Отрывок =
★ ★ ★ ★

Вот в чем одна из важных причин появления и роста машинописной художественной литературы. Подчеркиваю — художественной, потому что в ней встречается немало и сенсационного вздора. Замечу, что подлинная литература, остающаяся до поры до времени в рукописном виде, отнюдь не направлена против революционной идеи, во имя которой, подчас с мучительными тяготами, растет и развивается наша страна. Она с существенной остротой направлена против сталинского произвола и роковых пережитков этого произвола. Она вскрывает недостатки современного положения дел, но вскрывает их искренне и с желанием добра. Зато наша литературная политика — вот пункт, против которого она направлена, можно сказать, самим фактом своего существования.

★ ★ ★ ★

Исходные данные =
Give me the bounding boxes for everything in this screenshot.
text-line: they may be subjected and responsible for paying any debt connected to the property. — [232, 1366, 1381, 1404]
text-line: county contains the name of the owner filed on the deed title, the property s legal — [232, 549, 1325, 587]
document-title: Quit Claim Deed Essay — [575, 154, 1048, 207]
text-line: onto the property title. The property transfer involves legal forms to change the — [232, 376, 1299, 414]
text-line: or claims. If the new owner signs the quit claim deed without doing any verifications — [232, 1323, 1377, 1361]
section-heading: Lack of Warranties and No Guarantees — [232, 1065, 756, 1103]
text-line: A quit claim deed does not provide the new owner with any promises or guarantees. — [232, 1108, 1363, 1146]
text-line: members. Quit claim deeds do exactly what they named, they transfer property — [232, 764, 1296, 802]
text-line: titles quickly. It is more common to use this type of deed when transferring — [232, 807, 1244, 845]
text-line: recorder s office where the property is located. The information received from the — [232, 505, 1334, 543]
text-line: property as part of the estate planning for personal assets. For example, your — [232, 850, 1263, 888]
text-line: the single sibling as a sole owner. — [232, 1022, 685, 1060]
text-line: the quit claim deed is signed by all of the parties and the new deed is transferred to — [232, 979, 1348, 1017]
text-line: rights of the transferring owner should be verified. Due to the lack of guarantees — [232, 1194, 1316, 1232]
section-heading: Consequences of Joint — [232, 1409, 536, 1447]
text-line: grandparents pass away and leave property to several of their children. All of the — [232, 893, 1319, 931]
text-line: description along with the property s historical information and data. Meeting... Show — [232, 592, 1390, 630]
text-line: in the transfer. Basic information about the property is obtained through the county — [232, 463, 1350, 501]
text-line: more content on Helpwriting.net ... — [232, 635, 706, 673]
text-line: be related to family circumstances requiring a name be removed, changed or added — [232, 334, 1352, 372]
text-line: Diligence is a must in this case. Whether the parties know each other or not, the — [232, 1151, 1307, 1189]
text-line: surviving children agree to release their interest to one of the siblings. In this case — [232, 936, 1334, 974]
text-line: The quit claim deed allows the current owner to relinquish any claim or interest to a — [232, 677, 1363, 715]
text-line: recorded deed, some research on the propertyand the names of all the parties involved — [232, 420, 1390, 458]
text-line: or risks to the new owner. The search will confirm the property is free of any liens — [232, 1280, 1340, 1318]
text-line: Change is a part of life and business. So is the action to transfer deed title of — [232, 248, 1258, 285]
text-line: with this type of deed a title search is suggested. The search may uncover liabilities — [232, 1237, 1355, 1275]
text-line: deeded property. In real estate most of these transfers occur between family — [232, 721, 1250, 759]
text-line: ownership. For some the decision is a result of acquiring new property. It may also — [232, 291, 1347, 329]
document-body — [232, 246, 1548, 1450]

★ ★ ★ ★

Условие задания =
Напишите продолжение отрывка о машинописной художественной литературе, начав сразу после его последнего предложения.

Ответ =
Что же делать с этой новой, не желающей лгать и притворяться литературой? Что делать с писателями, которые перестали бояться, которые заняли нравственную позицию в жизни и в литературе — позицию, которая дороже для них, чем сама жизнь? С ними ничего нельзя сделать. Они работают и будут работать — в безвестности, в одиночестве, в безмолвии, лишенные поддержки и воодушевляемые лишь сочувствием интеллигентного круга, который становится все шире и глубже.

Так как же убедить тех, от кого это зависит, что политика запретов, сдерживания, насильственных сокращений вредна и не достигает цели? Тираж радищевского “Путешествия из Петербурга в Москву” был уничтожен, осталось 18 экземпляров — и это не помешало книге стать могучим оружием развития русской общественной мысли.

В любой области культурной жизни страны широко используется предшествующий опыт. Так почему же ничему не научила нас история с романом “Доктор Живаго”? С “Крутым маршрутом” Е.Гинзбург? Почему запрещают у нас первоклассные произведения, зная почти наверное, что они попадут за границу и будут использованы как бесспорное свидетельство гонений на советскую литературу? Примеры общеизвестны. Они множатся и будут множиться, если те, от кого это зависит, не возьмутся наконец за ум и не пересмотрят со всей серьезностью, что “нельзя”, а что “можно” и “должно”.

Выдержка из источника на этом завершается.